▶ [TEXT SECTION]:
Class EntityMatching

java.lang.Object
com.cognite.client.EntityMatching

public abstract class EntityMatching extends Object
This class represents the Cognite entity matching api endpoint It provides methods for interacting with the entity matching services.
  • Field Details

    • LOG

      protected static final org.slf4j.Logger LOG
  • Constructor Details

    • EntityMatching

      public EntityMatching()
  • Method Details

    • of

      public static EntityMatching of(CogniteClient client)
      Construct a new EntityMatching object using the provided configuration. This method is intended for internal use--SDK clients should always use CogniteClient as the entry point to this class.
      Parameters:
      client - The CogniteClient to use for configuration settings.
      Returns:
      The datasets api object.
    • predict

      public List<EntityMatchResult> predict(String modelExternalId, List<com.google.protobuf.Struct> sources, Collection<com.google.protobuf.Struct> targets) throws Exception
      Matches a set of source entities with a set of targets via a given matching model. If either sources or targets are empty lists, the entity matcher will use the sources/targets from the model training. The default number of matches is 1 and score threshold used for matching is 0.

      Example:

       
           String modelExternalId = // modelExternalId;
           List<Struct> sources = // sources ;
           List<Struct> targets = // targets;
           List<EntityMatchResult> result = client.contextualization()

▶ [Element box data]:
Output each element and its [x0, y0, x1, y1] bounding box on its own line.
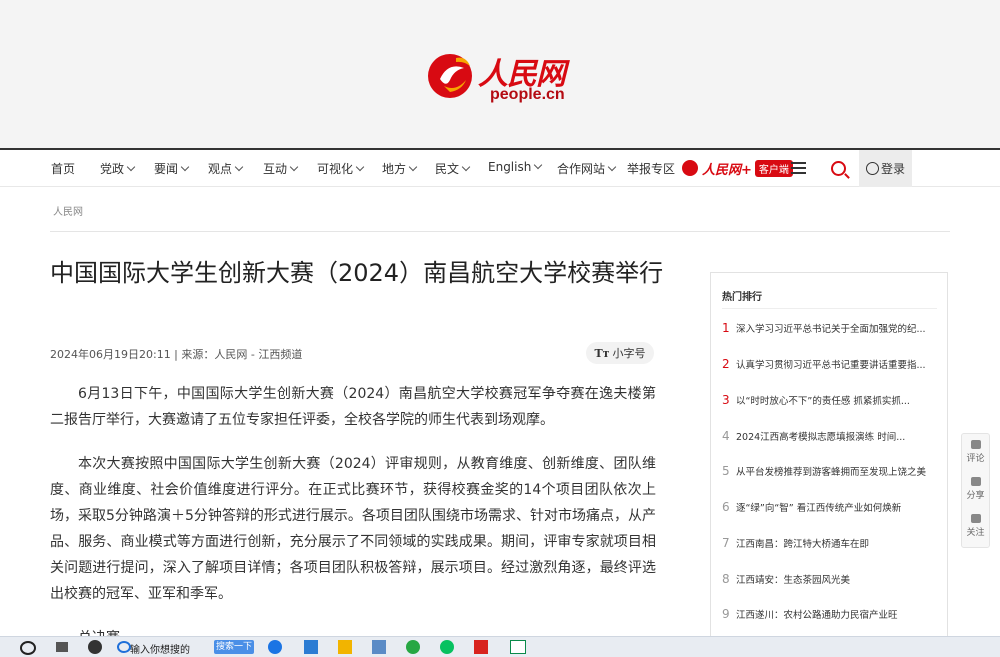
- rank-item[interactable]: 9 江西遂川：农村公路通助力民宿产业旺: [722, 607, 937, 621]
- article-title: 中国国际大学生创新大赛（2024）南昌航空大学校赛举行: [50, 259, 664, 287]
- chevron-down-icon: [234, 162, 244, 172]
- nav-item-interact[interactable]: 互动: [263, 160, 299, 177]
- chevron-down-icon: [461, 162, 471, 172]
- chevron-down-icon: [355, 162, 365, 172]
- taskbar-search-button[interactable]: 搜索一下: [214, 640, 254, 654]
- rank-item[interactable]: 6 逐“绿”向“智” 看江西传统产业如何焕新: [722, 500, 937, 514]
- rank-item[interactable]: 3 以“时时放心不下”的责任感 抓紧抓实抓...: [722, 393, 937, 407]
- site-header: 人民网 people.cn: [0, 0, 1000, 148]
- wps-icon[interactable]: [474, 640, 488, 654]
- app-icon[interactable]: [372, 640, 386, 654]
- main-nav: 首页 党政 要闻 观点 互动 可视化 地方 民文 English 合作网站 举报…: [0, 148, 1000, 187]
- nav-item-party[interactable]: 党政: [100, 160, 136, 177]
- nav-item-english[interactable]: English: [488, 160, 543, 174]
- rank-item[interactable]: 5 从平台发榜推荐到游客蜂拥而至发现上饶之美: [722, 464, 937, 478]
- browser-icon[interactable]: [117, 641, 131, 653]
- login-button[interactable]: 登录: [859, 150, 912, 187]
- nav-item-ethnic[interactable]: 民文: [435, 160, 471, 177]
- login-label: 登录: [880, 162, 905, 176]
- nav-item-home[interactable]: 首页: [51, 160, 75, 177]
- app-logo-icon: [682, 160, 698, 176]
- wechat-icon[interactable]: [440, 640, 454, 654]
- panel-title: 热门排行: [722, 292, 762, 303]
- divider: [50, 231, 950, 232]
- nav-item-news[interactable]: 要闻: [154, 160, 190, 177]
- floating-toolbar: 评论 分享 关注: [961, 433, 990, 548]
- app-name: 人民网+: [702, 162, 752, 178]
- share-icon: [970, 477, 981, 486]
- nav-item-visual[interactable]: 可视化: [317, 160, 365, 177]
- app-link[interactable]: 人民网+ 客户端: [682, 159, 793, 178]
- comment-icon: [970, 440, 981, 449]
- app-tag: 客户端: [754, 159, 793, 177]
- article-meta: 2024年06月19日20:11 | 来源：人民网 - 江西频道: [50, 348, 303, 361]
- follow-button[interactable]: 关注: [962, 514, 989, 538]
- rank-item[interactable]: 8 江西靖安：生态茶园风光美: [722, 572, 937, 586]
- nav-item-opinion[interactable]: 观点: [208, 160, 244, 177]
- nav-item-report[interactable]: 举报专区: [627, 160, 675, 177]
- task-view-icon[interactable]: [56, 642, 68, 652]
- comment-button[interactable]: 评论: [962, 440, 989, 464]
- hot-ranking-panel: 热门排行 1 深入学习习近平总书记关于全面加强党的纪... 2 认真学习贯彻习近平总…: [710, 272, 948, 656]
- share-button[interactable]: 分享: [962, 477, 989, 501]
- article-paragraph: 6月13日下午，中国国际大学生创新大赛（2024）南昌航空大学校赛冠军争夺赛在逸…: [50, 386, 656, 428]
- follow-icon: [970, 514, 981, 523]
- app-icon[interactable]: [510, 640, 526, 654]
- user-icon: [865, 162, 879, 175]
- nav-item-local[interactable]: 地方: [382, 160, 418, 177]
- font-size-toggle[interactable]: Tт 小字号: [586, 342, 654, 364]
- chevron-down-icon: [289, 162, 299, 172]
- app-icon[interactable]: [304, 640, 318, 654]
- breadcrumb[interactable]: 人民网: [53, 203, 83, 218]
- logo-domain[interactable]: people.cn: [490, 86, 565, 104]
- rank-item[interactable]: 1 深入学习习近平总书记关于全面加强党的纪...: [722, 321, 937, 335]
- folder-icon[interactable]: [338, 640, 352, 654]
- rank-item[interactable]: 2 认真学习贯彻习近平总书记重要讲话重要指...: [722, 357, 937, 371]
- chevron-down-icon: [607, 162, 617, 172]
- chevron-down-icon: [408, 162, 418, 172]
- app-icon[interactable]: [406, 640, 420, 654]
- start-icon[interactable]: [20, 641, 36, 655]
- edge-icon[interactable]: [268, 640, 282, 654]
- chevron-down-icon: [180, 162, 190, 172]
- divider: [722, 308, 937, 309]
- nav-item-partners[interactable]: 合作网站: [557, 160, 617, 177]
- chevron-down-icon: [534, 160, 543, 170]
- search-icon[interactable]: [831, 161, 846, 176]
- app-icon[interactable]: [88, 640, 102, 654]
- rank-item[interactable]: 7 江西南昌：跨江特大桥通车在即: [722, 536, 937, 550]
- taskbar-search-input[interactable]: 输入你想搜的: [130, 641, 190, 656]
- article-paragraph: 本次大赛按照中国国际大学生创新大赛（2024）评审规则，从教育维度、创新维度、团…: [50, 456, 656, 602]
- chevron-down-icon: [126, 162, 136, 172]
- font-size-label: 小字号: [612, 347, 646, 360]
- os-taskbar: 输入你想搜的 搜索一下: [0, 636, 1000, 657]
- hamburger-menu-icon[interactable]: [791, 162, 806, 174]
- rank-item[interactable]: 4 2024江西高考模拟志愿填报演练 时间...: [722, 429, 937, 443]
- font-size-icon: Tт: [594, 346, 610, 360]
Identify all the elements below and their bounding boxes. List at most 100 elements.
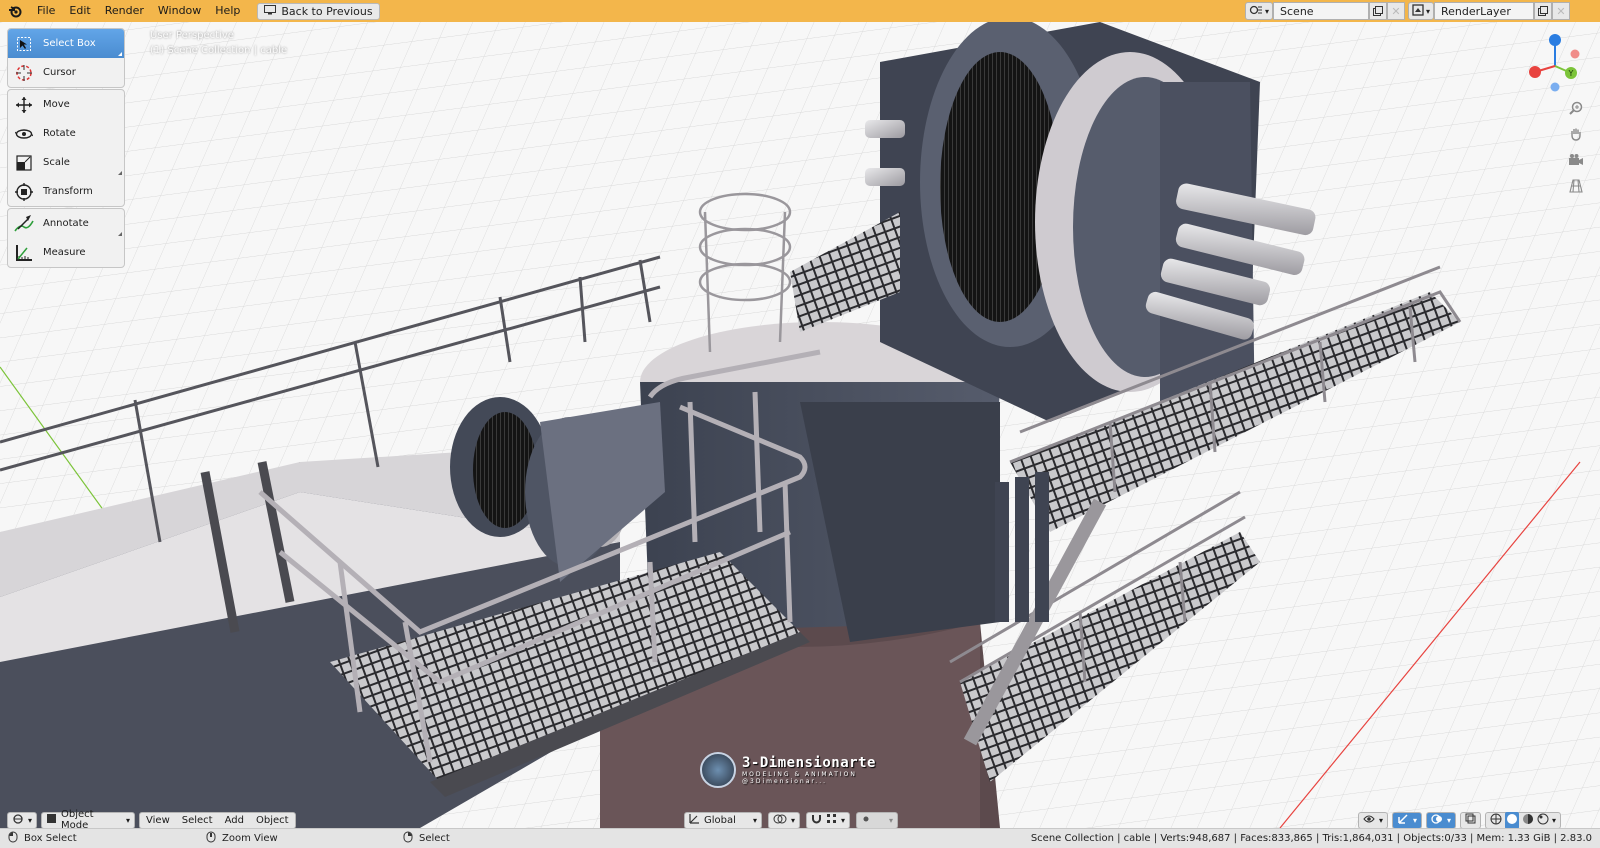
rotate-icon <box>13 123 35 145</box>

▶ [EXERCISE SET]:
(a) According to the EntityMatching class documentation, what is the default number of matches for the predict method?
(b) Please write the next part of the EntityMatching class documentation, picking up right after its last line.

▶ [ANSWERS]:
(a) The default number of matches is 1.

(b)
                           .entityMatching()
                           .predict(modelExternalId, sources, targets);
       
       
      API Reference - Predict matches
      Parameters:
      modelExternalId - The external id of the matching model to use.
      sources - A list of entities to match from. If the list is empty, the model training sources will be used.
      targets - A list of entities to match to. If the list is empty, the model training targets will be used.
      Returns:
      The entity matching results.
      Throws:
      Exception
      See Also:
    • predict

      public List<EntityMatchResult> predict(String modelExternalId, List<com.google.protobuf.Struct> sources, Collection<com.google.protobuf.Struct> targets, int numMatches) throws Exception
      Matches a set of source entities with a set of targets via a given matching model. If either sources or targets are empty lists, the entity matcher will use the sources/targets from the model training. The default score threshold used for matching is 0.

      Example:

       
           String modelExternalId = // modelExternalId;
           List<Struct> sources = // sources ;
           List<Struct> targets = // targets;
           List<EntityMatchResult> result = client.contextualization()
                           .entityMatching()
                           .predict(modelExternalId, sources, targets, 1);
       
       
      API Reference - Predict matches
      Parameters:
      modelExternalId - The external id of the matching model to use.
      sources - A list of entities to match from. If the list is empty, the model training sources will be used.
      targets - A list of entities to match to. If the list is empty, the model training targets will be used.
      numMatches - The maximum number of match candidates per source.
      Returns:
      The entity matching results.
      Throws:
      Exception
      See Also:
    • predict

      public List<EntityMatchResult> predict(String modelExternalId, List<com.google.protobuf.Struct> sources, Collection<com.google.protobuf.Struct> targets, int numMatches, double scoreThreshold) throws Exception
      Matches a set of source entities with a set of targets via a given matching model. If either sources or targets are empty lists, the entity matcher will use the sources/targets from the model training.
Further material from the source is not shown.